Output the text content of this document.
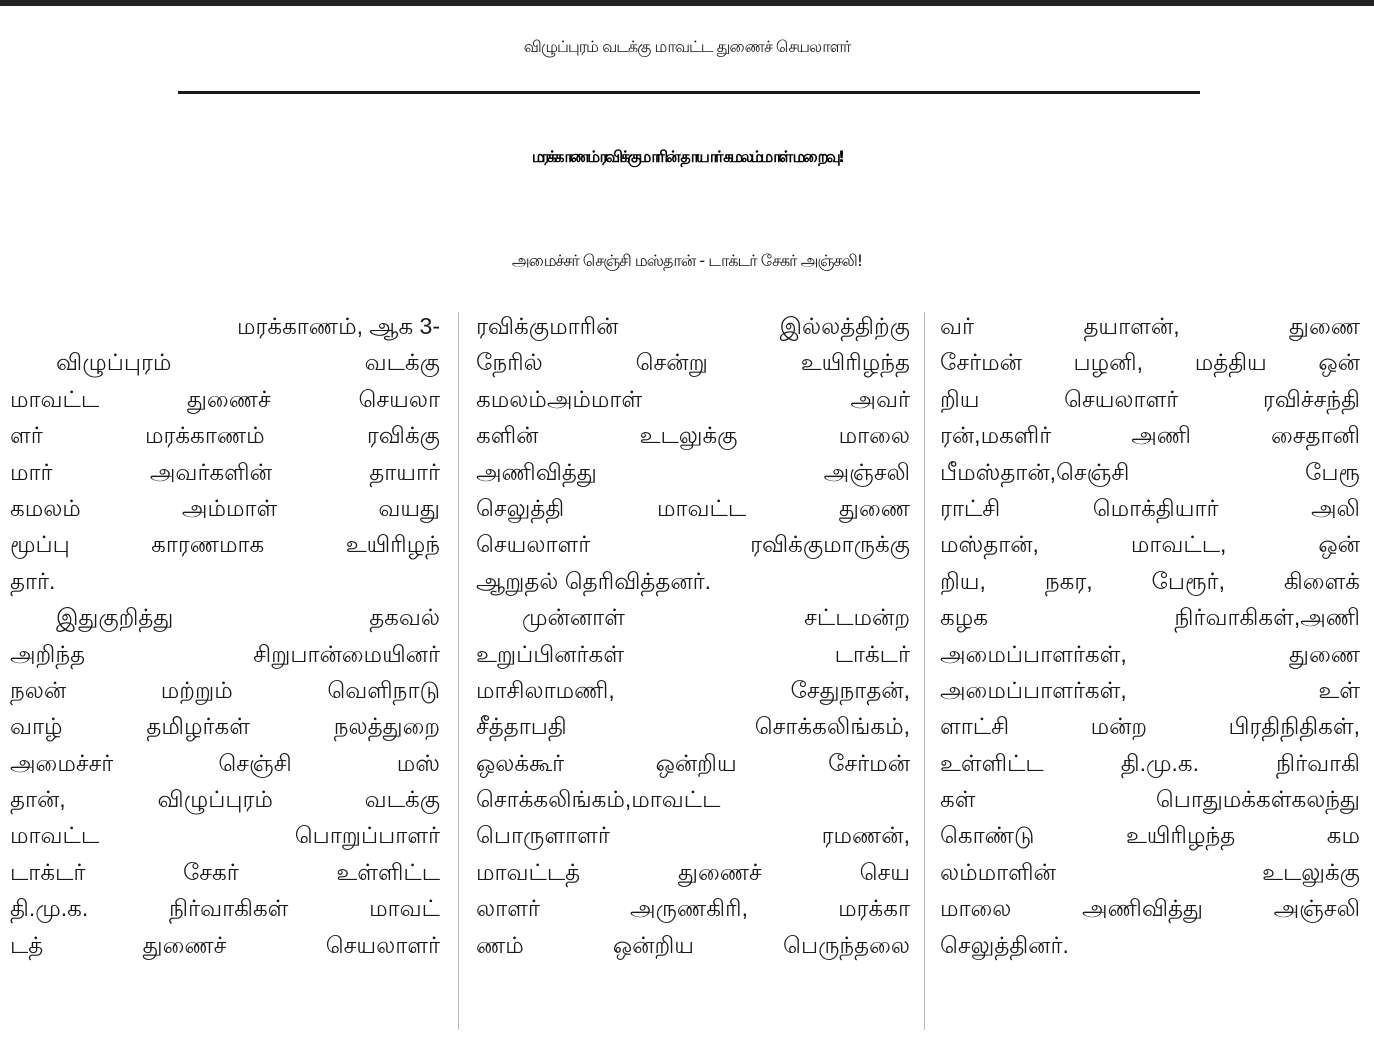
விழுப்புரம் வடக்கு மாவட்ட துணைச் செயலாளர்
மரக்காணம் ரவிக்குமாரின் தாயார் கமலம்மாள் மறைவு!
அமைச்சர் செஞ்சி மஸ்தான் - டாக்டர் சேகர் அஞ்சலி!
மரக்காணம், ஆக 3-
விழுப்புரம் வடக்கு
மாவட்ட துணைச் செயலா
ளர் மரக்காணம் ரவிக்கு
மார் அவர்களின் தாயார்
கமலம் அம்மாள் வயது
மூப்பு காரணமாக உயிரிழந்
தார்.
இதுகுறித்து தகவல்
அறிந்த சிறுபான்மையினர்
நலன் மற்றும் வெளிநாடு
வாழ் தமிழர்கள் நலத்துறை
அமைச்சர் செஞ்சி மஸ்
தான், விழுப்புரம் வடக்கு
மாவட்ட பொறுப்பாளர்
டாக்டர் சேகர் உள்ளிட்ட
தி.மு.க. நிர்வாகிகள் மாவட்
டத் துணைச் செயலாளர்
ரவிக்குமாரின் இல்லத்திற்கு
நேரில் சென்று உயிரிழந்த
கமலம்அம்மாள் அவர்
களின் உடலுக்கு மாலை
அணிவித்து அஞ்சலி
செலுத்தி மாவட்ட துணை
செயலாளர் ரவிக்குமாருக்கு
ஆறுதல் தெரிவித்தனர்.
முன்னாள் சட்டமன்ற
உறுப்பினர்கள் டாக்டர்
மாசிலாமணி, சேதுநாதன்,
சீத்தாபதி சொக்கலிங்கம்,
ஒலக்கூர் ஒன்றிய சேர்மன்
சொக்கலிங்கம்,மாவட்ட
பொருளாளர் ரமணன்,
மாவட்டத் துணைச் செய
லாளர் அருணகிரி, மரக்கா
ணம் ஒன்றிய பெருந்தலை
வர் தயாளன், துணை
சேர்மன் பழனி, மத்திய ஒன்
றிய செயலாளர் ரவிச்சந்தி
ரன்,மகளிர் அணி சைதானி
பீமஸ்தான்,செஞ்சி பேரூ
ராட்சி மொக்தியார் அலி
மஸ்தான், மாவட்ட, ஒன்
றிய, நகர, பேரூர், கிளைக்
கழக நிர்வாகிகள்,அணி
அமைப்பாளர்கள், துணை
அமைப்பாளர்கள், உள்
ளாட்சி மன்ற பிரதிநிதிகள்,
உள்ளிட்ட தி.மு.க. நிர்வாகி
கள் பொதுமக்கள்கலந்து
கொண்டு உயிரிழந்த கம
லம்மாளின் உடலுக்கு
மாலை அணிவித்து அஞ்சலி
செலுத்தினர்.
===============
→ GIVEN TASK: Which lines hold the word "கமலம"? Copy each of them from the records.

→ TASK OUTPUT:
மரக்காணம் ரவிக்குமாரின் தாயார் கமலம்மாள் மறைவு!
கமலம் அம்மாள் வயது
கமலம்அம்மாள் அவர்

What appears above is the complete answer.